Data records
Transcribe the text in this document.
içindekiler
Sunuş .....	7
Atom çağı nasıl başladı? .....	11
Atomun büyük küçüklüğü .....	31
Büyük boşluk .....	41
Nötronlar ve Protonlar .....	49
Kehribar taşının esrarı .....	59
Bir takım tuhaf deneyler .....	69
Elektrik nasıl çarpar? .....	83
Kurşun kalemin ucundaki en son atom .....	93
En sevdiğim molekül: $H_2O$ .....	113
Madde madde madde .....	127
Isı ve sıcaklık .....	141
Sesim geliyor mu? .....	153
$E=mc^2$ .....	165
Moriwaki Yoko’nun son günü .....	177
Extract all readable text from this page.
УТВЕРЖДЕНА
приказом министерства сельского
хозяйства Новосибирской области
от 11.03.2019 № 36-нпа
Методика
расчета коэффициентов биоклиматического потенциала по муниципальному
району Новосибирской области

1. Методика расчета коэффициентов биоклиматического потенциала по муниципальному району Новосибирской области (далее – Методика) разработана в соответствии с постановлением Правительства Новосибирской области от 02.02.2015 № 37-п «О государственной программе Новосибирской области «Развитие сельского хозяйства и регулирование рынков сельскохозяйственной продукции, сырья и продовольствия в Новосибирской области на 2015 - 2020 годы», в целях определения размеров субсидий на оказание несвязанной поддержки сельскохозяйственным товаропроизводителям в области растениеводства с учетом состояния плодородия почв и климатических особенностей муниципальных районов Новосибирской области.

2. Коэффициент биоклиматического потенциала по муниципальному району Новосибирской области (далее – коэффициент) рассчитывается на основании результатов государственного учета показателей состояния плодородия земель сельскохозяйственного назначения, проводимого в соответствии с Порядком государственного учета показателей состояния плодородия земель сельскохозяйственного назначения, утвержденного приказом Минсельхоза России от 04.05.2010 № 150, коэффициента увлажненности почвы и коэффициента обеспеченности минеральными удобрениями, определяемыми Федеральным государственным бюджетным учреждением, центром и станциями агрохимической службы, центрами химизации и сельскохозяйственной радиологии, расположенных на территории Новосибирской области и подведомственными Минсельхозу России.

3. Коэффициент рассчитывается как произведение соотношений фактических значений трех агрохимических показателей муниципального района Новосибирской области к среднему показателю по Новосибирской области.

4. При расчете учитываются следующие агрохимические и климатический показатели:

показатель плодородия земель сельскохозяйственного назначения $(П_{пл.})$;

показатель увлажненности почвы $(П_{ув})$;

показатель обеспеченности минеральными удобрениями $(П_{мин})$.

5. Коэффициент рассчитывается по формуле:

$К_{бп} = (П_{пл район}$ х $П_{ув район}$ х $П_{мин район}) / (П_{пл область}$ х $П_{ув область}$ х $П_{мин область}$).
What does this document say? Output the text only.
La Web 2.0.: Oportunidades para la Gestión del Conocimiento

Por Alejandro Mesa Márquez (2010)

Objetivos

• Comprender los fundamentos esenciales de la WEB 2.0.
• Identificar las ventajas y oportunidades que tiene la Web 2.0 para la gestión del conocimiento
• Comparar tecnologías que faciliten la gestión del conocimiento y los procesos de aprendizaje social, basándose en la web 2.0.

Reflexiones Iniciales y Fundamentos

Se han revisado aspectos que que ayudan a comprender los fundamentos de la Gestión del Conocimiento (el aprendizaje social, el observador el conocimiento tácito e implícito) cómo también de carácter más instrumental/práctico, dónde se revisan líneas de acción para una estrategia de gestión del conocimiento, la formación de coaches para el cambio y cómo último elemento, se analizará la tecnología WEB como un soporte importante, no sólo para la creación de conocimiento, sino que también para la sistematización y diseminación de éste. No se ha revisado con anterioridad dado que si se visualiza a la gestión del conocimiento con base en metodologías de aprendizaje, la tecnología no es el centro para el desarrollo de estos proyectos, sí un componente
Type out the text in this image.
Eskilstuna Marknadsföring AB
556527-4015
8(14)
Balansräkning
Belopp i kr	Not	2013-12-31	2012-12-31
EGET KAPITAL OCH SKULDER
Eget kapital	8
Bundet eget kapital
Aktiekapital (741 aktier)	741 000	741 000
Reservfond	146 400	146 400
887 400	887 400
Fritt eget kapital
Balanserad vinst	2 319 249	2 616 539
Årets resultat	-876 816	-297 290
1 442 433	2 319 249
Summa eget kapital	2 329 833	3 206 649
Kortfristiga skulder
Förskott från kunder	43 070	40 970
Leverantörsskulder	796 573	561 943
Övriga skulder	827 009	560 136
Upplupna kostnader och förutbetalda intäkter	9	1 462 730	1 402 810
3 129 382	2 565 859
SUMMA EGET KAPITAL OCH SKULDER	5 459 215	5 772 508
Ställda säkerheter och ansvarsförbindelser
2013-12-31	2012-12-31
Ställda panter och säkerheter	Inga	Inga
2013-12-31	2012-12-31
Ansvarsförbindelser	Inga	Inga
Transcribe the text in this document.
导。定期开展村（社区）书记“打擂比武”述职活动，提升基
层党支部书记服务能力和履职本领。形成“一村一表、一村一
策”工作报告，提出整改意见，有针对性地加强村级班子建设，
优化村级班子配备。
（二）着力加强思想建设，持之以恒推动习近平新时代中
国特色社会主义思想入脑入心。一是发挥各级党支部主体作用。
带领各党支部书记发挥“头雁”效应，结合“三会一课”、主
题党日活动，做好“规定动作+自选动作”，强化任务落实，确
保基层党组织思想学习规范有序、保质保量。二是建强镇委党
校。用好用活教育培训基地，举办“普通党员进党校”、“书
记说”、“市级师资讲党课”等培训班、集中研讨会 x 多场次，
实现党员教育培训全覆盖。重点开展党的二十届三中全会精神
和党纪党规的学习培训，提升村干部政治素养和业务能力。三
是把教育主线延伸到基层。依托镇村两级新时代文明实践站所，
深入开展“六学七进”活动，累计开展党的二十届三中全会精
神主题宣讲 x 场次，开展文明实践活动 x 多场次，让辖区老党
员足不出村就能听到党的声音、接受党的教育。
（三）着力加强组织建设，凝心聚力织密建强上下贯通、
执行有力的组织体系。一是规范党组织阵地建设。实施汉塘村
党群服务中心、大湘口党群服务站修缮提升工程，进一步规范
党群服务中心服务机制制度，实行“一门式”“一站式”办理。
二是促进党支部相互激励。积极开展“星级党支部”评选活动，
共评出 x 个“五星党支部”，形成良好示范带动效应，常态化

TASK: Write out the entries in full, exactly as given.

FINISHED EXERCISE:
Transcribe the text in this document.
içindekiler
Sunuş .....	7
Atom çağı nasıl başladı? .....	11
Atomun büyük küçüklüğü .....	31
Büyük boşluk .....	41
Nötronlar ve Protonlar .....	49
Kehribar taşının esrarı .....	59
Bir takım tuhaf deneyler .....	69
Elektrik nasıl çarpar? .....	83
Kurşun kalemin ucundaki en son atom .....	93
En sevdiğim molekül: $H_2O$ .....	113
Madde madde madde .....	127
Isı ve sıcaklık .....	141
Sesim geliyor mu? .....	153
$E=mc^2$ .....	165
Moriwaki Yoko’nun son günü .....	177
Extract all readable text from this page.
УТВЕРЖДЕНА
приказом министерства сельского
хозяйства Новосибирской области
от 11.03.2019 № 36-нпа
Методика
расчета коэффициентов биоклиматического потенциала по муниципальному
району Новосибирской области

1. Методика расчета коэффициентов биоклиматического потенциала по муниципальному району Новосибирской области (далее – Методика) разработана в соответствии с постановлением Правительства Новосибирской области от 02.02.2015 № 37-п «О государственной программе Новосибирской области «Развитие сельского хозяйства и регулирование рынков сельскохозяйственной продукции, сырья и продовольствия в Новосибирской области на 2015 - 2020 годы», в целях определения размеров субсидий на оказание несвязанной поддержки сельскохозяйственным товаропроизводителям в области растениеводства с учетом состояния плодородия почв и климатических особенностей муниципальных районов Новосибирской области.

2. Коэффициент биоклиматического потенциала по муниципальному району Новосибирской области (далее – коэффициент) рассчитывается на основании результатов государственного учета показателей состояния плодородия земель сельскохозяйственного назначения, проводимого в соответствии с Порядком государственного учета показателей состояния плодородия земель сельскохозяйственного назначения, утвержденного приказом Минсельхоза России от 04.05.2010 № 150, коэффициента увлажненности почвы и коэффициента обеспеченности минеральными удобрениями, определяемыми Федеральным государственным бюджетным учреждением, центром и станциями агрохимической службы, центрами химизации и сельскохозяйственной радиологии, расположенных на территории Новосибирской области и подведомственными Минсельхозу России.

3. Коэффициент рассчитывается как произведение соотношений фактических значений трех агрохимических показателей муниципального района Новосибирской области к среднему показателю по Новосибирской области.

4. При расчете учитываются следующие агрохимические и климатический показатели:

показатель плодородия земель сельскохозяйственного назначения $(П_{пл.})$;

показатель увлажненности почвы $(П_{ув})$;

показатель обеспеченности минеральными удобрениями $(П_{мин})$.

5. Коэффициент рассчитывается по формуле:

$К_{бп} = (П_{пл район}$ х $П_{ув район}$ х $П_{мин район}) / (П_{пл область}$ х $П_{ув область}$ х $П_{мин область}$).
What does this document say? Output the text only.
La Web 2.0.: Oportunidades para la Gestión del Conocimiento

Por Alejandro Mesa Márquez (2010)

Objetivos

• Comprender los fundamentos esenciales de la WEB 2.0.
• Identificar las ventajas y oportunidades que tiene la Web 2.0 para la gestión del conocimiento
• Comparar tecnologías que faciliten la gestión del conocimiento y los procesos de aprendizaje social, basándose en la web 2.0.

Reflexiones Iniciales y Fundamentos

Se han revisado aspectos que que ayudan a comprender los fundamentos de la Gestión del Conocimiento (el aprendizaje social, el observador el conocimiento tácito e implícito) cómo también de carácter más instrumental/práctico, dónde se revisan líneas de acción para una estrategia de gestión del conocimiento, la formación de coaches para el cambio y cómo último elemento, se analizará la tecnología WEB como un soporte importante, no sólo para la creación de conocimiento, sino que también para la sistematización y diseminación de éste. No se ha revisado con anterioridad dado que si se visualiza a la gestión del conocimiento con base en metodologías de aprendizaje, la tecnología no es el centro para el desarrollo de estos proyectos, sí un componente
Type out the text in this image.
Eskilstuna Marknadsföring AB
556527-4015
8(14)
Balansräkning
Belopp i kr	Not	2013-12-31	2012-12-31
EGET KAPITAL OCH SKULDER
Eget kapital	8
Bundet eget kapital
Aktiekapital (741 aktier)	741 000	741 000
Reservfond	146 400	146 400
887 400	887 400
Fritt eget kapital
Balanserad vinst	2 319 249	2 616 539
Årets resultat	-876 816	-297 290
1 442 433	2 319 249
Summa eget kapital	2 329 833	3 206 649
Kortfristiga skulder
Förskott från kunder	43 070	40 970
Leverantörsskulder	796 573	561 943
Övriga skulder	827 009	560 136
Upplupna kostnader och förutbetalda intäkter	9	1 462 730	1 402 810
3 129 382	2 565 859
SUMMA EGET KAPITAL OCH SKULDER	5 459 215	5 772 508
Ställda säkerheter och ansvarsförbindelser
2013-12-31	2012-12-31
Ställda panter och säkerheter	Inga	Inga
2013-12-31	2012-12-31
Ansvarsförbindelser	Inga	Inga
Transcribe the text in this document.
导。定期开展村（社区）书记“打擂比武”述职活动，提升基
层党支部书记服务能力和履职本领。形成“一村一表、一村一
策”工作报告，提出整改意见，有针对性地加强村级班子建设，
优化村级班子配备。
（二）着力加强思想建设，持之以恒推动习近平新时代中
国特色社会主义思想入脑入心。一是发挥各级党支部主体作用。
带领各党支部书记发挥“头雁”效应，结合“三会一课”、主
题党日活动，做好“规定动作+自选动作”，强化任务落实，确
保基层党组织思想学习规范有序、保质保量。二是建强镇委党
校。用好用活教育培训基地，举办“普通党员进党校”、“书
记说”、“市级师资讲党课”等培训班、集中研讨会 x 多场次，
实现党员教育培训全覆盖。重点开展党的二十届三中全会精神
和党纪党规的学习培训，提升村干部政治素养和业务能力。三
是把教育主线延伸到基层。依托镇村两级新时代文明实践站所，
深入开展“六学七进”活动，累计开展党的二十届三中全会精
神主题宣讲 x 场次，开展文明实践活动 x 多场次，让辖区老党
员足不出村就能听到党的声音、接受党的教育。
（三）着力加强组织建设，凝心聚力织密建强上下贯通、
执行有力的组织体系。一是规范党组织阵地建设。实施汉塘村
党群服务中心、大湘口党群服务站修缮提升工程，进一步规范
党群服务中心服务机制制度，实行“一门式”“一站式”办理。
二是促进党支部相互激励。积极开展“星级党支部”评选活动，
共评出 x 个“五星党支部”，形成良好示范带动效应，常态化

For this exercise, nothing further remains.